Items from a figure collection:

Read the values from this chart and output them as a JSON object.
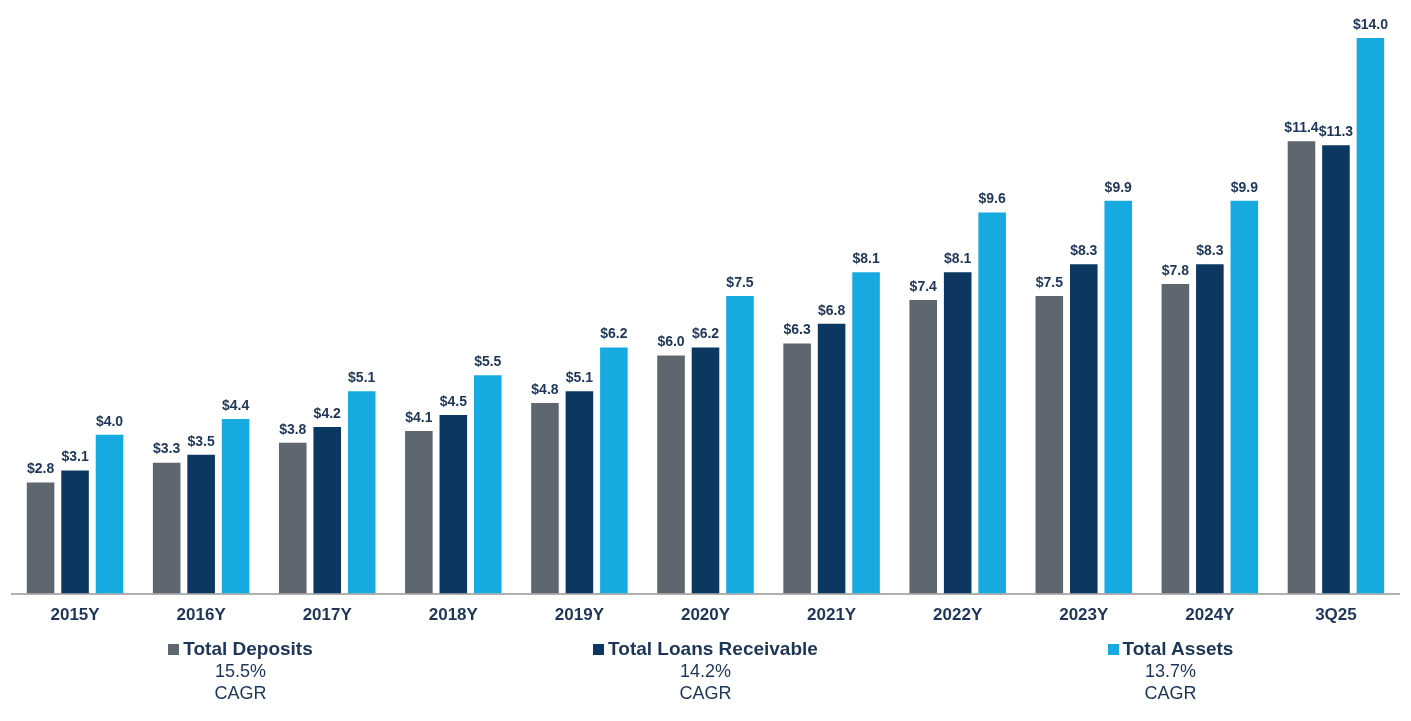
{
  "chart_data": {
    "type": "bar",
    "categories": [
      "2015Y",
      "2016Y",
      "2017Y",
      "2018Y",
      "2019Y",
      "2020Y",
      "2021Y",
      "2022Y",
      "2023Y",
      "2024Y",
      "3Q25"
    ],
    "series": [
      {
        "name": "Total Deposits",
        "color": "#5e6670",
        "values": [
          2.8,
          3.3,
          3.8,
          4.1,
          4.8,
          6.0,
          6.3,
          7.4,
          7.5,
          7.8,
          11.4
        ],
        "value_labels": [
          "$2.8",
          "$3.3",
          "$3.8",
          "$4.1",
          "$4.8",
          "$6.0",
          "$6.3",
          "$7.4",
          "$7.5",
          "$7.8",
          "$11.4"
        ]
      },
      {
        "name": "Total Loans Receivable",
        "color": "#0b3761",
        "values": [
          3.1,
          3.5,
          4.2,
          4.5,
          5.1,
          6.2,
          6.8,
          8.1,
          8.3,
          8.3,
          11.3
        ],
        "value_labels": [
          "$3.1",
          "$3.5",
          "$4.2",
          "$4.5",
          "$5.1",
          "$6.2",
          "$6.8",
          "$8.1",
          "$8.3",
          "$8.3",
          "$11.3"
        ]
      },
      {
        "name": "Total Assets",
        "color": "#17aae1",
        "values": [
          4.0,
          4.4,
          5.1,
          5.5,
          6.2,
          7.5,
          8.1,
          9.6,
          9.9,
          9.9,
          14.0
        ],
        "value_labels": [
          "$4.0",
          "$4.4",
          "$5.1",
          "$5.5",
          "$6.2",
          "$7.5",
          "$8.1",
          "$9.6",
          "$9.9",
          "$9.9",
          "$14.0"
        ]
      }
    ],
    "annotations": [
      "15.5% CAGR",
      "14.2% CAGR",
      "13.7% CAGR"
    ],
    "legend": "bottom",
    "grid": false,
    "tick_labels": "x"
  }
}
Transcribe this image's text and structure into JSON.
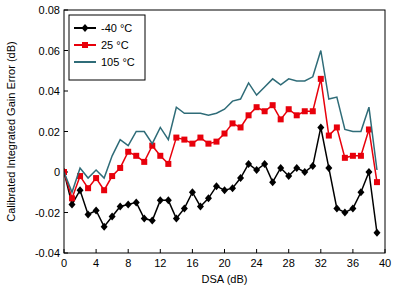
{
  "chart_data": {
    "type": "line",
    "x_label": "DSA (dB)",
    "y_label": "Calibrated Integrated Gain Error (dB)",
    "x": [
      0,
      1,
      2,
      3,
      4,
      5,
      6,
      7,
      8,
      9,
      10,
      11,
      12,
      13,
      14,
      15,
      16,
      17,
      18,
      19,
      20,
      21,
      22,
      23,
      24,
      25,
      26,
      27,
      28,
      29,
      30,
      31,
      32,
      33,
      34,
      35,
      36,
      37,
      38,
      39
    ],
    "series": [
      {
        "name": "-40 °C",
        "color": "#000000",
        "marker": "diamond",
        "values": [
          0,
          -0.016,
          -0.009,
          -0.021,
          -0.019,
          -0.027,
          -0.022,
          -0.017,
          -0.016,
          -0.015,
          -0.023,
          -0.024,
          -0.014,
          -0.014,
          -0.023,
          -0.018,
          -0.01,
          -0.017,
          -0.013,
          -0.007,
          -0.009,
          -0.008,
          -0.003,
          0.004,
          0.001,
          0.004,
          -0.005,
          0.002,
          -0.002,
          0.002,
          0.0,
          0.003,
          0.022,
          0.002,
          -0.018,
          -0.02,
          -0.018,
          -0.01,
          0.0,
          -0.03
        ]
      },
      {
        "name": "25 °C",
        "color": "#e8000b",
        "marker": "square",
        "values": [
          0,
          -0.013,
          -0.002,
          -0.008,
          -0.003,
          -0.009,
          -0.002,
          0.002,
          0.01,
          0.008,
          0.005,
          0.013,
          0.008,
          0.004,
          0.017,
          0.016,
          0.014,
          0.017,
          0.014,
          0.015,
          0.019,
          0.024,
          0.022,
          0.028,
          0.032,
          0.03,
          0.033,
          0.026,
          0.031,
          0.028,
          0.03,
          0.03,
          0.046,
          0.018,
          0.022,
          0.007,
          0.008,
          0.008,
          0.021,
          -0.005
        ]
      },
      {
        "name": "105 °C",
        "color": "#2f6c78",
        "marker": "none",
        "values": [
          0,
          -0.01,
          0.002,
          -0.003,
          0.001,
          -0.003,
          0.008,
          0.016,
          0.013,
          0.02,
          0.02,
          0.014,
          0.022,
          0.016,
          0.032,
          0.029,
          0.029,
          0.029,
          0.028,
          0.029,
          0.031,
          0.035,
          0.036,
          0.044,
          0.038,
          0.042,
          0.046,
          0.043,
          0.046,
          0.045,
          0.045,
          0.047,
          0.06,
          0.036,
          0.037,
          0.021,
          0.02,
          0.02,
          0.032,
          0.001
        ]
      }
    ],
    "xlim": [
      0,
      40
    ],
    "xticks": [
      0,
      4,
      8,
      12,
      16,
      20,
      24,
      28,
      32,
      36,
      40
    ],
    "ylim": [
      -0.04,
      0.08
    ],
    "yticks": [
      -0.04,
      -0.02,
      0,
      0.02,
      0.04,
      0.06,
      0.08
    ],
    "grid": false,
    "legend": "upper left"
  }
}
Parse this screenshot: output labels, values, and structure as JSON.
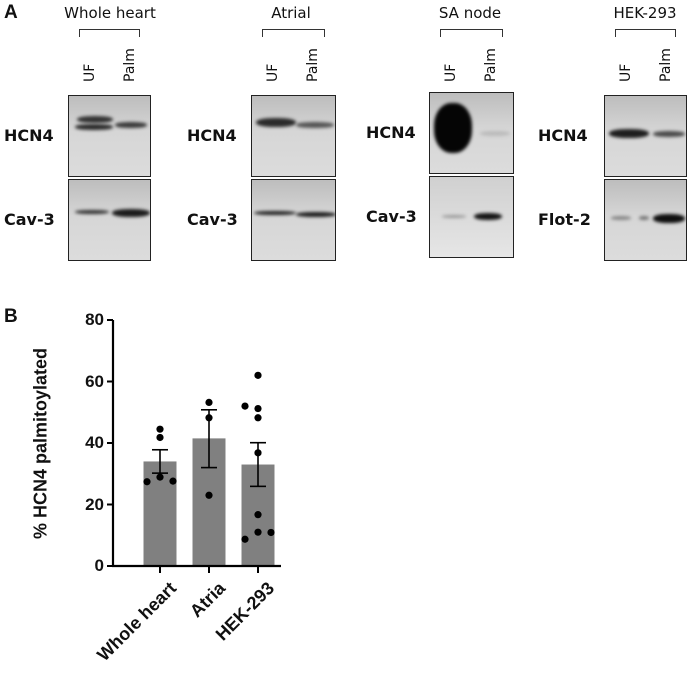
{
  "panel_a": {
    "letter": "A",
    "lanes": [
      "UF",
      "Palm"
    ],
    "groups": [
      {
        "title": "Whole heart",
        "rows": [
          "HCN4",
          "Cav-3"
        ]
      },
      {
        "title": "Atrial",
        "rows": [
          "HCN4",
          "Cav-3"
        ]
      },
      {
        "title": "SA node",
        "rows": [
          "HCN4",
          "Cav-3"
        ]
      },
      {
        "title": "HEK-293",
        "rows": [
          "HCN4",
          "Flot-2"
        ]
      }
    ]
  },
  "panel_b": {
    "letter": "B"
  },
  "chart_data": {
    "type": "bar",
    "title": "",
    "xlabel": "",
    "ylabel": "% HCN4 palmitoylated",
    "categories": [
      "Whole heart",
      "Atria",
      "HEK-293"
    ],
    "values": [
      34,
      41.5,
      33
    ],
    "error_bars_sem": [
      {
        "low": 30.2,
        "high": 37.8
      },
      {
        "low": 32,
        "high": 50.8
      },
      {
        "low": 25.9,
        "high": 40.1
      }
    ],
    "points": [
      [
        44.5,
        41.8,
        28.9,
        27.4,
        27.6
      ],
      [
        53.2,
        48.2,
        23
      ],
      [
        62,
        52,
        51.2,
        48.2,
        36.8,
        16.7,
        11,
        10.9,
        8.7
      ]
    ],
    "ylim": [
      0,
      80
    ],
    "yticks": [
      0,
      20,
      40,
      60,
      80
    ],
    "grid": false,
    "bar_color": "#808080",
    "point_color": "#000000"
  }
}
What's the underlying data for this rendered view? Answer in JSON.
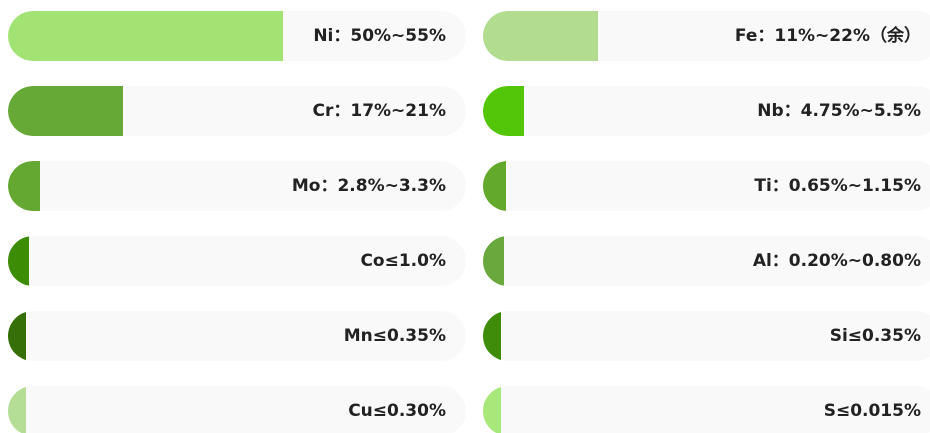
{
  "chart_data": {
    "type": "bar",
    "orientation": "horizontal",
    "items": [
      {
        "label": "Ni：50%~55%",
        "fill": 0.6,
        "color": "#a3e374"
      },
      {
        "label": "Fe：11%~22%（余）",
        "fill": 0.25,
        "color": "#b2dd8f"
      },
      {
        "label": "Cr：17%~21%",
        "fill": 0.25,
        "color": "#67a937"
      },
      {
        "label": "Nb：4.75%~5.5%",
        "fill": 0.09,
        "color": "#54c60a"
      },
      {
        "label": "Mo：2.8%~3.3%",
        "fill": 0.07,
        "color": "#65a831"
      },
      {
        "label": "Ti：0.65%~1.15%",
        "fill": 0.05,
        "color": "#63a92c"
      },
      {
        "label": "Co≤1.0%",
        "fill": 0.045,
        "color": "#3c8c06"
      },
      {
        "label": "Al：0.20%~0.80%",
        "fill": 0.045,
        "color": "#68a83c"
      },
      {
        "label": "Mn≤0.35%",
        "fill": 0.04,
        "color": "#366f07"
      },
      {
        "label": "Si≤0.35%",
        "fill": 0.04,
        "color": "#3f8c0b"
      },
      {
        "label": "Cu≤0.30%",
        "fill": 0.04,
        "color": "#b4dd96"
      },
      {
        "label": "S≤0.015%",
        "fill": 0.04,
        "color": "#a8e87a"
      }
    ]
  }
}
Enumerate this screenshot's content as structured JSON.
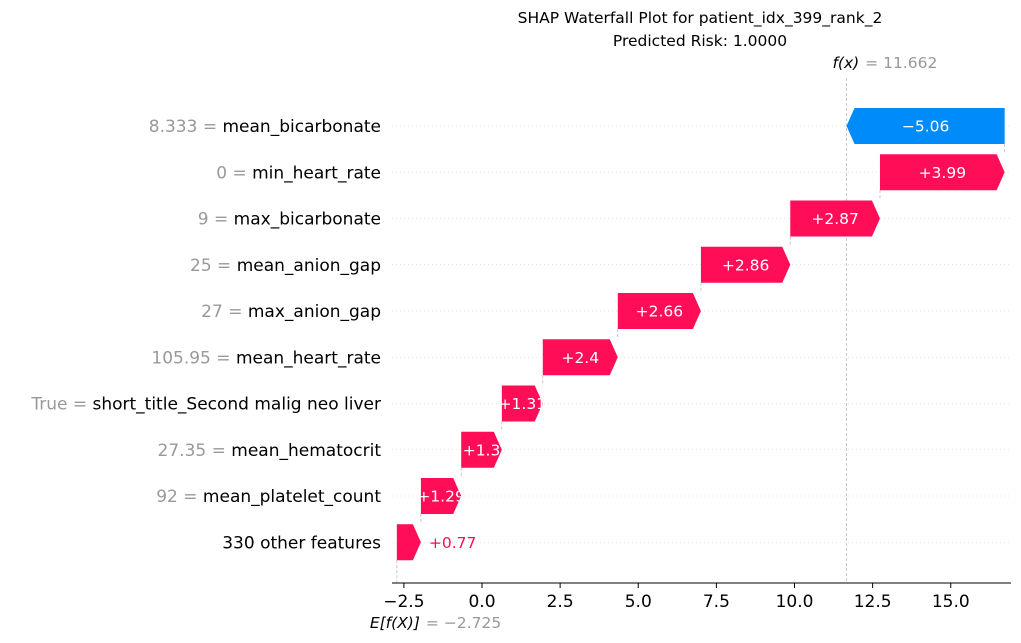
{
  "title": {
    "line1": "SHAP Waterfall Plot for patient_idx_399_rank_2",
    "line2": "Predicted Risk: 1.0000"
  },
  "fx": {
    "label": "f(x)",
    "value_text": "= 11.662",
    "value": 11.662
  },
  "base": {
    "label": "E[f(X)]",
    "value_text": "= −2.725",
    "value": -2.725
  },
  "colors": {
    "positive": "#ff0d57",
    "negative": "#008bfb",
    "value_text": "#999999"
  },
  "chart_data": {
    "type": "bar",
    "subtype": "waterfall",
    "xlim": [
      -2.75,
      16.9
    ],
    "xticks": [
      -2.5,
      0.0,
      2.5,
      5.0,
      7.5,
      10.0,
      12.5,
      15.0
    ],
    "xtick_labels": [
      "−2.5",
      "0.0",
      "2.5",
      "5.0",
      "7.5",
      "10.0",
      "12.5",
      "15.0"
    ],
    "base_value": -2.725,
    "final_value": 11.662,
    "features": [
      {
        "value": "8.333",
        "name": "mean_bicarbonate",
        "shap": -5.06,
        "label": "−5.06"
      },
      {
        "value": "0",
        "name": "min_heart_rate",
        "shap": 3.99,
        "label": "+3.99"
      },
      {
        "value": "9",
        "name": "max_bicarbonate",
        "shap": 2.87,
        "label": "+2.87"
      },
      {
        "value": "25",
        "name": "mean_anion_gap",
        "shap": 2.86,
        "label": "+2.86"
      },
      {
        "value": "27",
        "name": "max_anion_gap",
        "shap": 2.66,
        "label": "+2.66"
      },
      {
        "value": "105.95",
        "name": "mean_heart_rate",
        "shap": 2.4,
        "label": "+2.4"
      },
      {
        "value": "True",
        "name": "short_title_Second malig neo liver",
        "shap": 1.31,
        "label": "+1.31"
      },
      {
        "value": "27.35",
        "name": "mean_hematocrit",
        "shap": 1.3,
        "label": "+1.3"
      },
      {
        "value": "92",
        "name": "mean_platelet_count",
        "shap": 1.29,
        "label": "+1.29"
      },
      {
        "value": "",
        "name": "330 other features",
        "shap": 0.77,
        "label": "+0.77"
      }
    ]
  }
}
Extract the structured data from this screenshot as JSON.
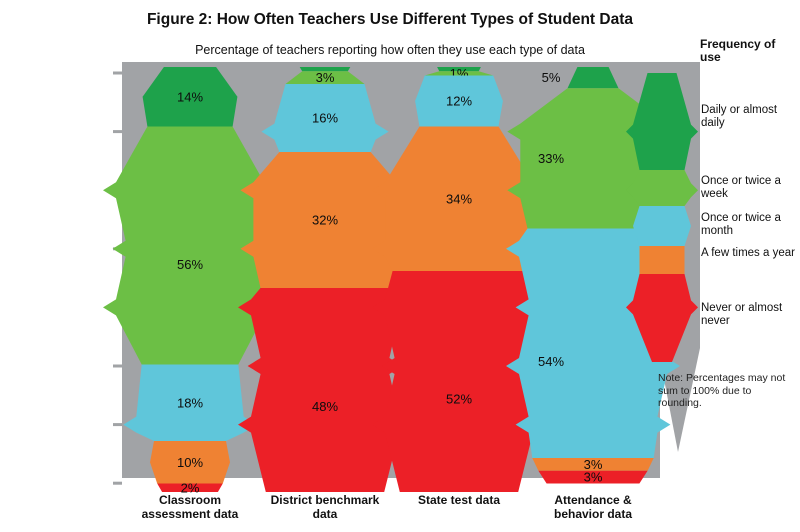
{
  "figure": {
    "title": "Figure 2: How Often Teachers Use Different Types of Student Data",
    "subtitle": "Percentage of teachers reporting how often they use each type of data",
    "legend_title": "Frequency of use",
    "note": "Note: Percentages may not sum to 100% due to rounding."
  },
  "colors": {
    "daily": "#1EA24B",
    "weekly": "#6CBF45",
    "monthly": "#5FC6DA",
    "few_times_year": "#EF8233",
    "never": "#EC2027",
    "track_gray": "#A1A3A6",
    "text": "#111111",
    "background": "#FFFFFF"
  },
  "chart_data": {
    "type": "bar",
    "variant": "100%-stacked-distribution-columns",
    "ylim": [
      0,
      100
    ],
    "grid": false,
    "legend_position": "right",
    "categories": [
      "Classroom assessment data",
      "District benchmark data",
      "State test data",
      "Attendance & behavior data"
    ],
    "legend": [
      {
        "key": "daily",
        "label": "Daily or almost daily"
      },
      {
        "key": "weekly",
        "label": "Once or twice a week"
      },
      {
        "key": "monthly",
        "label": "Once or twice a month"
      },
      {
        "key": "few_times_year",
        "label": "A few times a year"
      },
      {
        "key": "never",
        "label": "Never or almost never"
      }
    ],
    "columns": [
      {
        "category": "Classroom assessment data",
        "segments": [
          {
            "key": "daily",
            "value": 14,
            "label": "14%"
          },
          {
            "key": "weekly",
            "value": 56,
            "label": "56%"
          },
          {
            "key": "monthly",
            "value": 18,
            "label": "18%"
          },
          {
            "key": "few_times_year",
            "value": 10,
            "label": "10%"
          },
          {
            "key": "never",
            "value": 2,
            "label": "2%"
          }
        ]
      },
      {
        "category": "District benchmark data",
        "segments": [
          {
            "key": "daily",
            "value": 1,
            "label": ""
          },
          {
            "key": "weekly",
            "value": 3,
            "label": "3%"
          },
          {
            "key": "monthly",
            "value": 16,
            "label": "16%"
          },
          {
            "key": "few_times_year",
            "value": 32,
            "label": "32%"
          },
          {
            "key": "never",
            "value": 48,
            "label": "48%"
          }
        ]
      },
      {
        "category": "State test data",
        "segments": [
          {
            "key": "daily",
            "value": 1,
            "label": ""
          },
          {
            "key": "weekly",
            "value": 1,
            "label": "1%"
          },
          {
            "key": "monthly",
            "value": 12,
            "label": "12%"
          },
          {
            "key": "few_times_year",
            "value": 34,
            "label": "34%"
          },
          {
            "key": "never",
            "value": 52,
            "label": "52%"
          }
        ]
      },
      {
        "category": "Attendance & behavior data",
        "segments": [
          {
            "key": "daily",
            "value": 5,
            "label": "5%"
          },
          {
            "key": "weekly",
            "value": 33,
            "label": "33%"
          },
          {
            "key": "monthly",
            "value": 54,
            "label": "54%"
          },
          {
            "key": "few_times_year",
            "value": 3,
            "label": "3%"
          },
          {
            "key": "never",
            "value": 3,
            "label": "3%"
          }
        ]
      }
    ]
  }
}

WHAT THE TASK ASKS —
Report each line in the data that holds the word "structured".

WRITTEN REPLY —
Enumerate this screenshot's content as structured JSON.
Extract the structured data from this screenshot as JSON.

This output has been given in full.